● TASK REQUIREMENTS: Transcribe all the entries word for word, but omit the images.

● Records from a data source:
┄┄┄┄┄┄

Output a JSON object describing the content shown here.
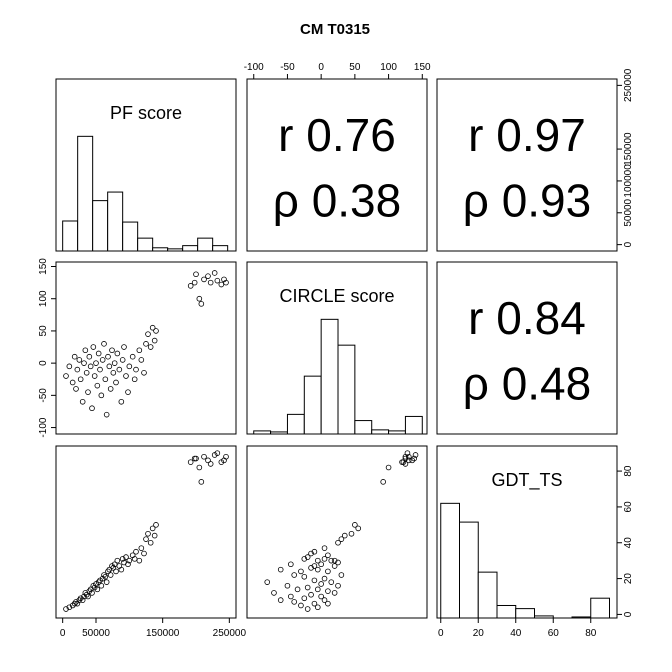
{
  "chart_data": {
    "type": "pairs",
    "title": "CM T0315",
    "variables": [
      {
        "name": "PF score",
        "lim": [
          -10000,
          260000
        ],
        "ticks": [
          0,
          50000,
          150000,
          250000
        ],
        "ticks_right": [
          0,
          50000,
          100000,
          150000,
          250000
        ],
        "bins": [
          0,
          22500,
          45000,
          67500,
          90000,
          112500,
          135000,
          157500,
          180000,
          202500,
          225000,
          247500
        ],
        "counts": [
          28,
          107,
          47,
          55,
          27,
          12,
          3,
          2,
          5,
          12,
          5
        ]
      },
      {
        "name": "CIRCLE score",
        "lim": [
          -110,
          157
        ],
        "ticks": [
          -100,
          -50,
          0,
          50,
          100,
          150
        ],
        "bins": [
          -100,
          -75,
          -50,
          -25,
          0,
          25,
          50,
          75,
          100,
          125,
          150
        ],
        "counts": [
          3,
          2,
          19,
          56,
          111,
          86,
          13,
          4,
          3,
          17
        ]
      },
      {
        "name": "GDT_TS",
        "lim": [
          -2,
          94
        ],
        "ticks": [
          0,
          20,
          40,
          60,
          80
        ],
        "bins": [
          0,
          10,
          20,
          30,
          40,
          50,
          60,
          70,
          80,
          90
        ],
        "counts": [
          110,
          92,
          44,
          12,
          9,
          2,
          0,
          1,
          19
        ]
      }
    ],
    "observations": [
      [
        5000,
        10000,
        15000,
        18000,
        20000,
        22000,
        25000,
        27000,
        30000,
        32000,
        34000,
        36000,
        38000,
        40000,
        42000,
        44000,
        46000,
        48000,
        50000,
        52000,
        54000,
        56000,
        58000,
        60000,
        62000,
        64000,
        66000,
        68000,
        70000,
        72000,
        74000,
        76000,
        78000,
        80000,
        82000,
        85000,
        88000,
        90000,
        92000,
        95000,
        98000,
        100000,
        105000,
        108000,
        110000,
        115000,
        118000,
        122000,
        125000,
        128000,
        132000,
        135000,
        138000,
        140000,
        192000,
        198000,
        205000,
        208000,
        212000,
        218000,
        222000,
        228000,
        232000,
        238000,
        242000,
        245000,
        200000
      ],
      [
        -20,
        -5,
        -30,
        10,
        -40,
        -10,
        5,
        -25,
        -60,
        0,
        20,
        -15,
        -45,
        10,
        -5,
        -70,
        25,
        -20,
        0,
        -35,
        15,
        -10,
        -50,
        5,
        30,
        -25,
        -80,
        10,
        -5,
        -40,
        20,
        -15,
        0,
        -30,
        15,
        -10,
        -60,
        5,
        25,
        -20,
        -45,
        -5,
        10,
        -25,
        -10,
        20,
        5,
        -15,
        30,
        45,
        25,
        55,
        35,
        50,
        120,
        125,
        100,
        92,
        130,
        135,
        125,
        140,
        128,
        122,
        130,
        125,
        138
      ],
      [
        3,
        4,
        5,
        6,
        7,
        6,
        8,
        9,
        8,
        10,
        12,
        11,
        10,
        13,
        14,
        12,
        16,
        15,
        17,
        14,
        18,
        19,
        16,
        20,
        22,
        21,
        18,
        24,
        25,
        22,
        27,
        26,
        28,
        24,
        30,
        27,
        25,
        31,
        29,
        32,
        28,
        30,
        33,
        31,
        35,
        30,
        37,
        34,
        42,
        45,
        40,
        48,
        44,
        50,
        85,
        87,
        82,
        74,
        88,
        86,
        84,
        89,
        90,
        85,
        86,
        88,
        87
      ]
    ],
    "correlations": [
      {
        "r": "r 0.76",
        "rho": "ρ 0.38"
      },
      {
        "r": "r 0.97",
        "rho": "ρ 0.93"
      },
      {
        "r": "r 0.84",
        "rho": "ρ 0.48"
      }
    ]
  }
}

┄┄┄┄┄┄

● RESPONSE TO THE EXERCISE:
Output a JSON object describing the content shown here.
{
  "chart_data": {
    "type": "pairs",
    "title": "CM T0315",
    "variables": [
      {
        "name": "PF score",
        "lim": [
          -10000,
          260000
        ],
        "ticks": [
          0,
          50000,
          150000,
          250000
        ],
        "ticks_right": [
          0,
          50000,
          100000,
          150000,
          250000
        ],
        "bins": [
          0,
          22500,
          45000,
          67500,
          90000,
          112500,
          135000,
          157500,
          180000,
          202500,
          225000,
          247500
        ],
        "counts": [
          28,
          107,
          47,
          55,
          27,
          12,
          3,
          2,
          5,
          12,
          5
        ]
      },
      {
        "name": "CIRCLE score",
        "lim": [
          -110,
          157
        ],
        "ticks": [
          -100,
          -50,
          0,
          50,
          100,
          150
        ],
        "bins": [
          -100,
          -75,
          -50,
          -25,
          0,
          25,
          50,
          75,
          100,
          125,
          150
        ],
        "counts": [
          3,
          2,
          19,
          56,
          111,
          86,
          13,
          4,
          3,
          17
        ]
      },
      {
        "name": "GDT_TS",
        "lim": [
          -2,
          94
        ],
        "ticks": [
          0,
          20,
          40,
          60,
          80
        ],
        "bins": [
          0,
          10,
          20,
          30,
          40,
          50,
          60,
          70,
          80,
          90
        ],
        "counts": [
          110,
          92,
          44,
          12,
          9,
          2,
          0,
          1,
          19
        ]
      }
    ],
    "observations": [
      [
        5000,
        10000,
        15000,
        18000,
        20000,
        22000,
        25000,
        27000,
        30000,
        32000,
        34000,
        36000,
        38000,
        40000,
        42000,
        44000,
        46000,
        48000,
        50000,
        52000,
        54000,
        56000,
        58000,
        60000,
        62000,
        64000,
        66000,
        68000,
        70000,
        72000,
        74000,
        76000,
        78000,
        80000,
        82000,
        85000,
        88000,
        90000,
        92000,
        95000,
        98000,
        100000,
        105000,
        108000,
        110000,
        115000,
        118000,
        122000,
        125000,
        128000,
        132000,
        135000,
        138000,
        140000,
        192000,
        198000,
        205000,
        208000,
        212000,
        218000,
        222000,
        228000,
        232000,
        238000,
        242000,
        245000,
        200000
      ],
      [
        -20,
        -5,
        -30,
        10,
        -40,
        -10,
        5,
        -25,
        -60,
        0,
        20,
        -15,
        -45,
        10,
        -5,
        -70,
        25,
        -20,
        0,
        -35,
        15,
        -10,
        -50,
        5,
        30,
        -25,
        -80,
        10,
        -5,
        -40,
        20,
        -15,
        0,
        -30,
        15,
        -10,
        -60,
        5,
        25,
        -20,
        -45,
        -5,
        10,
        -25,
        -10,
        20,
        5,
        -15,
        30,
        45,
        25,
        55,
        35,
        50,
        120,
        125,
        100,
        92,
        130,
        135,
        125,
        140,
        128,
        122,
        130,
        125,
        138
      ],
      [
        3,
        4,
        5,
        6,
        7,
        6,
        8,
        9,
        8,
        10,
        12,
        11,
        10,
        13,
        14,
        12,
        16,
        15,
        17,
        14,
        18,
        19,
        16,
        20,
        22,
        21,
        18,
        24,
        25,
        22,
        27,
        26,
        28,
        24,
        30,
        27,
        25,
        31,
        29,
        32,
        28,
        30,
        33,
        31,
        35,
        30,
        37,
        34,
        42,
        45,
        40,
        48,
        44,
        50,
        85,
        87,
        82,
        74,
        88,
        86,
        84,
        89,
        90,
        85,
        86,
        88,
        87
      ]
    ],
    "correlations": [
      {
        "r": "r 0.76",
        "rho": "ρ 0.38"
      },
      {
        "r": "r 0.97",
        "rho": "ρ 0.93"
      },
      {
        "r": "r 0.84",
        "rho": "ρ 0.48"
      }
    ]
  }
}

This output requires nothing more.